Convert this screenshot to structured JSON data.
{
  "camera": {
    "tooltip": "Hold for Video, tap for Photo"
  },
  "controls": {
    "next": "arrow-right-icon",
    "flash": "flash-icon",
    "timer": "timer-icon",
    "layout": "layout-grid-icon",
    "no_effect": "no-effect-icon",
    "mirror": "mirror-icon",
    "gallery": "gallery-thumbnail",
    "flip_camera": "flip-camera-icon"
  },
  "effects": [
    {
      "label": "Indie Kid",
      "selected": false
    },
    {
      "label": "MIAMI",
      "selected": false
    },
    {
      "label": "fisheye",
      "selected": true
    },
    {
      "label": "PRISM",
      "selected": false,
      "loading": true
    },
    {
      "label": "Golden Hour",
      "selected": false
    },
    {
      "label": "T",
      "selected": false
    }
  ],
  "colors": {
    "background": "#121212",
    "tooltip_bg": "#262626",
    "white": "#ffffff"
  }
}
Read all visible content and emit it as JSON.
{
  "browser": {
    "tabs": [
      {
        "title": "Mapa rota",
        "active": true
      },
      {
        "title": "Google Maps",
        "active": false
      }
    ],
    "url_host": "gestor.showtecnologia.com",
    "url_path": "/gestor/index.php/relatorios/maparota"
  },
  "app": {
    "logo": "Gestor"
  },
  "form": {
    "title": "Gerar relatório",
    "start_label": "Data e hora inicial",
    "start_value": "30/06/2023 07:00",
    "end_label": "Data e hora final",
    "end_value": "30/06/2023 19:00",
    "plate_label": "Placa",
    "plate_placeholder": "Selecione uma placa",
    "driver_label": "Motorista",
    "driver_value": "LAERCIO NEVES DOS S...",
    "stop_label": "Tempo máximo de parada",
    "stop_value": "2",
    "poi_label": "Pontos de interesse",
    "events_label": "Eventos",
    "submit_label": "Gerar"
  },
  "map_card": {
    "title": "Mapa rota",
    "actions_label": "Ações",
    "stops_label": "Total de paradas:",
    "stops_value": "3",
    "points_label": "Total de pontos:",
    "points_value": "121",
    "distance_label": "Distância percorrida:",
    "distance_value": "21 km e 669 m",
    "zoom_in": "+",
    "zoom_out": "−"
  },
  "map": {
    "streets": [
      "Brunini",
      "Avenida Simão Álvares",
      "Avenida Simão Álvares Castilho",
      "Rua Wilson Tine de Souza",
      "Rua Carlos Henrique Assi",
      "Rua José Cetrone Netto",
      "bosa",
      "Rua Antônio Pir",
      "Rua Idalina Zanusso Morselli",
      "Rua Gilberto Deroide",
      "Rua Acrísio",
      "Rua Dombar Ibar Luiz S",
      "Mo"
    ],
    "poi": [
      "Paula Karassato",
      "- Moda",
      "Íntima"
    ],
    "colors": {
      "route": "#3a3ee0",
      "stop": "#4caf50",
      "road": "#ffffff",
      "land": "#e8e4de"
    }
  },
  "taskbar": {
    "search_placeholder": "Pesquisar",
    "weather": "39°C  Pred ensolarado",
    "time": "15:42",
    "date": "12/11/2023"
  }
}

——

_What the task requires_. Quote each line above in full, word for word.

_Finished task_.
Convert this screenshot to structured JSON data.
{
  "camera": {
    "tooltip": "Hold for Video, tap for Photo"
  },
  "controls": {
    "next": "arrow-right-icon",
    "flash": "flash-icon",
    "timer": "timer-icon",
    "layout": "layout-grid-icon",
    "no_effect": "no-effect-icon",
    "mirror": "mirror-icon",
    "gallery": "gallery-thumbnail",
    "flip_camera": "flip-camera-icon"
  },
  "effects": [
    {
      "label": "Indie Kid",
      "selected": false
    },
    {
      "label": "MIAMI",
      "selected": false
    },
    {
      "label": "fisheye",
      "selected": true
    },
    {
      "label": "PRISM",
      "selected": false,
      "loading": true
    },
    {
      "label": "Golden Hour",
      "selected": false
    },
    {
      "label": "T",
      "selected": false
    }
  ],
  "colors": {
    "background": "#121212",
    "tooltip_bg": "#262626",
    "white": "#ffffff"
  }
}
Read all visible content and emit it as JSON.
{
  "browser": {
    "tabs": [
      {
        "title": "Mapa rota",
        "active": true
      },
      {
        "title": "Google Maps",
        "active": false
      }
    ],
    "url_host": "gestor.showtecnologia.com",
    "url_path": "/gestor/index.php/relatorios/maparota"
  },
  "app": {
    "logo": "Gestor"
  },
  "form": {
    "title": "Gerar relatório",
    "start_label": "Data e hora inicial",
    "start_value": "30/06/2023 07:00",
    "end_label": "Data e hora final",
    "end_value": "30/06/2023 19:00",
    "plate_label": "Placa",
    "plate_placeholder": "Selecione uma placa",
    "driver_label": "Motorista",
    "driver_value": "LAERCIO NEVES DOS S...",
    "stop_label": "Tempo máximo de parada",
    "stop_value": "2",
    "poi_label": "Pontos de interesse",
    "events_label": "Eventos",
    "submit_label": "Gerar"
  },
  "map_card": {
    "title": "Mapa rota",
    "actions_label": "Ações",
    "stops_label": "Total de paradas:",
    "stops_value": "3",
    "points_label": "Total de pontos:",
    "points_value": "121",
    "distance_label": "Distância percorrida:",
    "distance_value": "21 km e 669 m",
    "zoom_in": "+",
    "zoom_out": "−"
  },
  "map": {
    "streets": [
      "Brunini",
      "Avenida Simão Álvares",
      "Avenida Simão Álvares Castilho",
      "Rua Wilson Tine de Souza",
      "Rua Carlos Henrique Assi",
      "Rua José Cetrone Netto",
      "bosa",
      "Rua Antônio Pir",
      "Rua Idalina Zanusso Morselli",
      "Rua Gilberto Deroide",
      "Rua Acrísio",
      "Rua Dombar Ibar Luiz S",
      "Mo"
    ],
    "poi": [
      "Paula Karassato",
      "- Moda",
      "Íntima"
    ],
    "colors": {
      "route": "#3a3ee0",
      "stop": "#4caf50",
      "road": "#ffffff",
      "land": "#e8e4de"
    }
  },
  "taskbar": {
    "search_placeholder": "Pesquisar",
    "weather": "39°C  Pred ensolarado",
    "time": "15:42",
    "date": "12/11/2023"
  }
}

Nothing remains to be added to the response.